━━ Data shown

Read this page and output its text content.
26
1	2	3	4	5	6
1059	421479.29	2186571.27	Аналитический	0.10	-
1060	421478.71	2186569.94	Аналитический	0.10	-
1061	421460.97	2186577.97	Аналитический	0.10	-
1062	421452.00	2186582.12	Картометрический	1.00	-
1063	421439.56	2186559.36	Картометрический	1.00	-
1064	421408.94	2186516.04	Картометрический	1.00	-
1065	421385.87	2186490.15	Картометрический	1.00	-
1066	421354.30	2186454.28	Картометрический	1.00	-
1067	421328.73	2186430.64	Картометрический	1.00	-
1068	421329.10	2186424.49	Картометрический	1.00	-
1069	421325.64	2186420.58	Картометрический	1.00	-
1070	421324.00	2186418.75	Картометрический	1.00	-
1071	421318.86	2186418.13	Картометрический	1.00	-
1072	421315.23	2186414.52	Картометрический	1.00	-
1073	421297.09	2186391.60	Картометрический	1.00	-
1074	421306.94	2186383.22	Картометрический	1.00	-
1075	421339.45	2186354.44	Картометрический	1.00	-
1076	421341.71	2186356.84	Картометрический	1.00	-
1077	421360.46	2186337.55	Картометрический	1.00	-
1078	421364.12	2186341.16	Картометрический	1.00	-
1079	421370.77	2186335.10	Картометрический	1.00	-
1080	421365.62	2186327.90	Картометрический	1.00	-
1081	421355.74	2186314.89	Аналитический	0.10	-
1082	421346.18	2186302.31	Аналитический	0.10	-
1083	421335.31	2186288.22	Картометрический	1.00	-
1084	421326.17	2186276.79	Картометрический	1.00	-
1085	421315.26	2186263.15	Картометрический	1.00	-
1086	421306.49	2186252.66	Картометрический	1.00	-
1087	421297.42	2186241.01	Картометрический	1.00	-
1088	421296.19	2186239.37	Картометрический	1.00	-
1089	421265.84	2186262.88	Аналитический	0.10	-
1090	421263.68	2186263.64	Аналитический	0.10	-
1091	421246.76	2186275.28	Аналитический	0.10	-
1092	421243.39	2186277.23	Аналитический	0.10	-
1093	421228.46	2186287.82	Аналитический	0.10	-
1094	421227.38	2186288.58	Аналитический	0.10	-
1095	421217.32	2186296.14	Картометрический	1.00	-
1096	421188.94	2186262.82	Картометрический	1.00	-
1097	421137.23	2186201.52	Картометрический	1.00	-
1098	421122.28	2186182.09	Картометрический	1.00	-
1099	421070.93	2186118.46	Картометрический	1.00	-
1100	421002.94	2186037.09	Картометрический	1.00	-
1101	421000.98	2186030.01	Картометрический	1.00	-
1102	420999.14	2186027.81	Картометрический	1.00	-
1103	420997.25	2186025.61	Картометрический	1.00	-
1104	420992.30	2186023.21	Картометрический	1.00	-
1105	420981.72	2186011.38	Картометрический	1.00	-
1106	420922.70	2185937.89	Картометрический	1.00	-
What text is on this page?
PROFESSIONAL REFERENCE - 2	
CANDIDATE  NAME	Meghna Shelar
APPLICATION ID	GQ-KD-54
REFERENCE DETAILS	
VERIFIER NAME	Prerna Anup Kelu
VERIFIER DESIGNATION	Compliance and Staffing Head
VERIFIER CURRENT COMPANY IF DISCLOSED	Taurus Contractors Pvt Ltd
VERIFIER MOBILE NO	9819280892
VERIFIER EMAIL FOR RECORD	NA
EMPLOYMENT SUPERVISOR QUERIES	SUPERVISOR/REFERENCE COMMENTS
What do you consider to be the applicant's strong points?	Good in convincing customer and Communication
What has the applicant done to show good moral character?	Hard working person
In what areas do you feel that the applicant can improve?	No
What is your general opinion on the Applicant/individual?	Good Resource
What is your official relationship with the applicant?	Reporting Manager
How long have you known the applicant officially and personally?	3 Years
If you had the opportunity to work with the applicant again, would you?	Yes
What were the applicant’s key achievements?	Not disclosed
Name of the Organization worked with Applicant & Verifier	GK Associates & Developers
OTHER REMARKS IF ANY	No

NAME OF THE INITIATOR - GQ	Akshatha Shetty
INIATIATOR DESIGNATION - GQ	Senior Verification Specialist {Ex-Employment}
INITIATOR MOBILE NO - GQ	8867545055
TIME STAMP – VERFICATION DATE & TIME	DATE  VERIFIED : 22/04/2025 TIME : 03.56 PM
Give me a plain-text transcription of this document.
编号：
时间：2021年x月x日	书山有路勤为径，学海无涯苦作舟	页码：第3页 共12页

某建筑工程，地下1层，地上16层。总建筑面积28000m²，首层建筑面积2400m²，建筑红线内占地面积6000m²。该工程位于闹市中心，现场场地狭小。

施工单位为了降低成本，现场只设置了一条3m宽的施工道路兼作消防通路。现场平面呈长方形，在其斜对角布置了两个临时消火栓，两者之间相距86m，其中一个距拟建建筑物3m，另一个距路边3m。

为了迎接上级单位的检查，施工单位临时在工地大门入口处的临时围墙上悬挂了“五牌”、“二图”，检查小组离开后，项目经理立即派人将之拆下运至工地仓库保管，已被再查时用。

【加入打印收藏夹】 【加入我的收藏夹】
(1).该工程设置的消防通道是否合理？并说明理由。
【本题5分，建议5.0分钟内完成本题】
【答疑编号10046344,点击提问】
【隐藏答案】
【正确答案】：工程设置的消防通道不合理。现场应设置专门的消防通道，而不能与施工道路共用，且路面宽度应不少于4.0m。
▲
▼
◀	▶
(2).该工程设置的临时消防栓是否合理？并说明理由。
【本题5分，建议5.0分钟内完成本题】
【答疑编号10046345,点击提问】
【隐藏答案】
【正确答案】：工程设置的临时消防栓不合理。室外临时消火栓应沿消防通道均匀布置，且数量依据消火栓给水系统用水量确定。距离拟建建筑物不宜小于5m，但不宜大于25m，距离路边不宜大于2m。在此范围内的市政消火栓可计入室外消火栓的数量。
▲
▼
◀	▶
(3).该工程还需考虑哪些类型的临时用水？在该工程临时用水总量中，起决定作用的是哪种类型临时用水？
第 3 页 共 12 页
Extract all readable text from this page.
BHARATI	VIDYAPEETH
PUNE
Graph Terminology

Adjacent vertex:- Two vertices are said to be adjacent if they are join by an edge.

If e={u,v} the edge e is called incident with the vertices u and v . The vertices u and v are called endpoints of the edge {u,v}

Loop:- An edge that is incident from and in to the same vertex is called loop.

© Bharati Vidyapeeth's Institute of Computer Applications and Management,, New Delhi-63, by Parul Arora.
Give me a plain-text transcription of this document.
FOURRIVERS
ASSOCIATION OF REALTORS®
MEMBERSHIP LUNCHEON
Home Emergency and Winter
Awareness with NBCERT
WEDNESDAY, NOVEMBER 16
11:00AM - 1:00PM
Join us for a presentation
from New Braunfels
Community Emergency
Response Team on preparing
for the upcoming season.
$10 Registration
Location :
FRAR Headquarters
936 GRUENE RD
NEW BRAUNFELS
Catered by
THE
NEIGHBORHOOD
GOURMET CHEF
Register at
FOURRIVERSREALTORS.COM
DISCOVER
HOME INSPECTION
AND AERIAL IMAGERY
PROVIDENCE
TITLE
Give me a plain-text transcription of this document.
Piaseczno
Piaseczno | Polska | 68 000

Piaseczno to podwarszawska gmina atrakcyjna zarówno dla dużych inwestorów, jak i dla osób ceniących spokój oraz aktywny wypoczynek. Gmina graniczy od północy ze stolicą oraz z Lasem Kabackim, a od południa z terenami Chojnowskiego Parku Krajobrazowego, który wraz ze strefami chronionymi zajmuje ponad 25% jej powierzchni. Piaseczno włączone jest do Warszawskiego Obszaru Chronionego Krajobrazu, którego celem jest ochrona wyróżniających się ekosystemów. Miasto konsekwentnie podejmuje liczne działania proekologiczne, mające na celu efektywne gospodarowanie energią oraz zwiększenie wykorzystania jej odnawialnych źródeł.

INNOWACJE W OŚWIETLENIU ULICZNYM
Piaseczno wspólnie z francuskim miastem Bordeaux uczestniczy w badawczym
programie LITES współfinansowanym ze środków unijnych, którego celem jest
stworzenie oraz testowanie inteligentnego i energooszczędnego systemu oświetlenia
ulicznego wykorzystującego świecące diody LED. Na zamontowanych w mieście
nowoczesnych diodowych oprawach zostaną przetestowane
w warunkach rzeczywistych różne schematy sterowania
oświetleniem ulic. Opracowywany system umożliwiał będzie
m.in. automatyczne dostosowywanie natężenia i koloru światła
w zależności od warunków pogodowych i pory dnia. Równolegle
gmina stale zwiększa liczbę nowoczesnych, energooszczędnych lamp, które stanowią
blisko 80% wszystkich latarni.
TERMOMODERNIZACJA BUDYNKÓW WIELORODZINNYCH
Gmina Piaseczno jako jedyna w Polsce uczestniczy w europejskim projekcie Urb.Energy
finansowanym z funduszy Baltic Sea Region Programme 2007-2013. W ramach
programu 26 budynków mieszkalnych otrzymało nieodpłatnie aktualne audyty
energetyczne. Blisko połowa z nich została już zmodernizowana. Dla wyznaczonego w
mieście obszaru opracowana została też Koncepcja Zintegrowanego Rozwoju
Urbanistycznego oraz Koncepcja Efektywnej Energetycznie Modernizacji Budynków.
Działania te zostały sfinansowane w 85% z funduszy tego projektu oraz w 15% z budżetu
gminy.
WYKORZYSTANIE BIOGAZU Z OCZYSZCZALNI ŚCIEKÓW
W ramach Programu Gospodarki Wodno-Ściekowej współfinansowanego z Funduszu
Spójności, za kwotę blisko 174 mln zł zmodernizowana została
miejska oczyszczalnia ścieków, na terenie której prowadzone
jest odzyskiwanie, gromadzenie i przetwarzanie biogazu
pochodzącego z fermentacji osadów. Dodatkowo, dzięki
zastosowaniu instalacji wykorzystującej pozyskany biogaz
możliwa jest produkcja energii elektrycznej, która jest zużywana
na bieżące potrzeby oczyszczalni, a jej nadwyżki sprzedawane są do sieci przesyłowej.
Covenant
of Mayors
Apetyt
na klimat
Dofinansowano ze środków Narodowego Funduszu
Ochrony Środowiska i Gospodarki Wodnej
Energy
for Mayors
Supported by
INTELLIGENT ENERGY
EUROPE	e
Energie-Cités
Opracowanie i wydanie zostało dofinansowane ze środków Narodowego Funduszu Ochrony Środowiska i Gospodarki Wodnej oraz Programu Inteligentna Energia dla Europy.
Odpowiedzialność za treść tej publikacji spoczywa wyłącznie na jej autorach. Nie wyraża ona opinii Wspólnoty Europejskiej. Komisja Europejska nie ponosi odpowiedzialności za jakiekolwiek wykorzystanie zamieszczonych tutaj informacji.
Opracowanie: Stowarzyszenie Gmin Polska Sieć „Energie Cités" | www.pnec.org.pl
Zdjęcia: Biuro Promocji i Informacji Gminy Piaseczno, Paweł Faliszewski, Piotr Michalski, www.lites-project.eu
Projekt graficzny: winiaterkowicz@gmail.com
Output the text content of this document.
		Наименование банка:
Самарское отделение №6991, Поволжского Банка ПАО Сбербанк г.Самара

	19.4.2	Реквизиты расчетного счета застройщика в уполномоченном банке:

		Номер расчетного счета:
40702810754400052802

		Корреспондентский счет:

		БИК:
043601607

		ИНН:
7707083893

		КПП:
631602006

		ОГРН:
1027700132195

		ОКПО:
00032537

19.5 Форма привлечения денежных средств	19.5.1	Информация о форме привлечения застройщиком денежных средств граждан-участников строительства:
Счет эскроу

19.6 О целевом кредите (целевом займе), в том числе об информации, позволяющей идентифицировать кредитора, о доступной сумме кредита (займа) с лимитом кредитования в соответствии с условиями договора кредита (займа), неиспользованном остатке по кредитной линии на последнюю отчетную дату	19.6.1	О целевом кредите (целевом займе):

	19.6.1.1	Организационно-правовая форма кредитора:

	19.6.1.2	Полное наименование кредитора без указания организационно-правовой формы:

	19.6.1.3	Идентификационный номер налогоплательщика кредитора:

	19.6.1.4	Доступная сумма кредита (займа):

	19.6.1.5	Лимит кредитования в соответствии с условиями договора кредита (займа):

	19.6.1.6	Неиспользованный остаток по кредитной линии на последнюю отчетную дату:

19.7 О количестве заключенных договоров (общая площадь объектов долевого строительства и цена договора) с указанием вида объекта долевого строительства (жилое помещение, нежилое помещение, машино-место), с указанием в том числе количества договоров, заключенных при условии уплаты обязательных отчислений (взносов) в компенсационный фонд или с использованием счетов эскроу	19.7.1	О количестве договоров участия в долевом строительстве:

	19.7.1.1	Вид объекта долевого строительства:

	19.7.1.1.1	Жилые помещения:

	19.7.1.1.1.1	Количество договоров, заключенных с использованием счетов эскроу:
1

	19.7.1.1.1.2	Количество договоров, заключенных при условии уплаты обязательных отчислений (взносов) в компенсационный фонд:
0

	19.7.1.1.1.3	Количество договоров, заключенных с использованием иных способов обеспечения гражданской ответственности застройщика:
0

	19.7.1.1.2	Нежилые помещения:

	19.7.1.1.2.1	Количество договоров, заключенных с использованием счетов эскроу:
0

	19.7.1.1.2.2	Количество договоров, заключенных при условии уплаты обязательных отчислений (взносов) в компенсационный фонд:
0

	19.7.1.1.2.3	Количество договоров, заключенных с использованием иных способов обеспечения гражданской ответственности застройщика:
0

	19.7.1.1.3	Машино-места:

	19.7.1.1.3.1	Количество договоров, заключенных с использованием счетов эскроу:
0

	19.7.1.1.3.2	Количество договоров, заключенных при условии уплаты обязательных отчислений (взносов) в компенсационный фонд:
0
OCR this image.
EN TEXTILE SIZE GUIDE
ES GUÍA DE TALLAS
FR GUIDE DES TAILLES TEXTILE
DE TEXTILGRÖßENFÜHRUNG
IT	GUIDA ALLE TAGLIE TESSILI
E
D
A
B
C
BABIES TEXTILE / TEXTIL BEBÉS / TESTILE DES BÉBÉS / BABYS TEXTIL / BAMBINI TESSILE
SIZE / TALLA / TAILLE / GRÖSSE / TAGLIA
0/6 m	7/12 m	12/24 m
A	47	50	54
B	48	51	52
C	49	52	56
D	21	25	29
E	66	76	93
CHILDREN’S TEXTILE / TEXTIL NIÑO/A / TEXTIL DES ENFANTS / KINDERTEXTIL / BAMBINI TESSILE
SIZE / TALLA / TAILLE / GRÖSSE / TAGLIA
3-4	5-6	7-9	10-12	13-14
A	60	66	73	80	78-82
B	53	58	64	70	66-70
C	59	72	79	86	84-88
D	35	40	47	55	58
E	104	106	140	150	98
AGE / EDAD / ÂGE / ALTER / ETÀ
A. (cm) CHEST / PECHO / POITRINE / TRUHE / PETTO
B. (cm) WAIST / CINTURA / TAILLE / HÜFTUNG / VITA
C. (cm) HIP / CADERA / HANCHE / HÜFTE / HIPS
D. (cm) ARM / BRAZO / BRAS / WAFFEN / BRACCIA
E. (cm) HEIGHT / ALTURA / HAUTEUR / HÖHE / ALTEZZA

━━━━

§ **Written problem**
Copy each line holding the word "Cités" from the listing above.

§ **Response**
Energie-Cités
Opracowanie: Stowarzyszenie Gmin Polska Sieć „Energie Cités" | www.pnec.org.pl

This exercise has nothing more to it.